*Work task*: Search the records for "enhancers". Report every line where it occurs.

*Supplied material*:
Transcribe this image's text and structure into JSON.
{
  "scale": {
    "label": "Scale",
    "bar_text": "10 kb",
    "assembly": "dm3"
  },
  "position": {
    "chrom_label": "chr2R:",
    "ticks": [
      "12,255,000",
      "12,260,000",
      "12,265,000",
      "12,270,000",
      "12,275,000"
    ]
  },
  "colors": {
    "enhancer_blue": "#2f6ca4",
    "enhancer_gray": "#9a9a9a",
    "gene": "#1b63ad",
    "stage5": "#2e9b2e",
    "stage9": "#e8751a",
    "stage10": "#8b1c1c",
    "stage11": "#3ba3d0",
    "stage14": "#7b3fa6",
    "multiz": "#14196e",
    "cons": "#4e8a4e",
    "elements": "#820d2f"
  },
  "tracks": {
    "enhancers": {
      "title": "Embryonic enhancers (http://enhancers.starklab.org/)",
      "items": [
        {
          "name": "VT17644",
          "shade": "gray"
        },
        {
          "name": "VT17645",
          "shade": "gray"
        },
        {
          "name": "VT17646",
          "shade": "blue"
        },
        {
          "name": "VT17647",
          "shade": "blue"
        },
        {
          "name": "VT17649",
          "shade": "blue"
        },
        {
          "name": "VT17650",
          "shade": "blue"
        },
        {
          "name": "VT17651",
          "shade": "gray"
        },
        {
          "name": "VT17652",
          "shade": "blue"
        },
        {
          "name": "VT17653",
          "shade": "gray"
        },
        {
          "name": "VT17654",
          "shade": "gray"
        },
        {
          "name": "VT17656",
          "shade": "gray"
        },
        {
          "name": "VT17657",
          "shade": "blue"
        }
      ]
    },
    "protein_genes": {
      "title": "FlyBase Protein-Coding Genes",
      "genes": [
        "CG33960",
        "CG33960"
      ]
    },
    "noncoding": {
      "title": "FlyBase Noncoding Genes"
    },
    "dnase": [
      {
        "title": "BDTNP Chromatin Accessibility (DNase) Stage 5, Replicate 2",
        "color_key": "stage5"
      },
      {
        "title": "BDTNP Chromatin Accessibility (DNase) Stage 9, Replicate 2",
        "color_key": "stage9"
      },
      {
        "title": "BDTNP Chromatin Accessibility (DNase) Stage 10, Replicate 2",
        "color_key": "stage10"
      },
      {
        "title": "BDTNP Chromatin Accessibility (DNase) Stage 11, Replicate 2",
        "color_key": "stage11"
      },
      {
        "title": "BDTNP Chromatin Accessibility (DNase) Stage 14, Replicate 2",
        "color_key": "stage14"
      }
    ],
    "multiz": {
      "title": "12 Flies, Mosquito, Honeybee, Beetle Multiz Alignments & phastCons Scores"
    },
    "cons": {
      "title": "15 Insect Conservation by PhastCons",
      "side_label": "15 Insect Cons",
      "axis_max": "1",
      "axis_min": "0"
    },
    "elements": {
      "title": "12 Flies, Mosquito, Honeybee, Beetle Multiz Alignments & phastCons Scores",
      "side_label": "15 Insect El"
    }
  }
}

*Solved exercise*:
    "enhancers": {
      "title": "Embryonic enhancers (http://enhancers.starklab.org/)",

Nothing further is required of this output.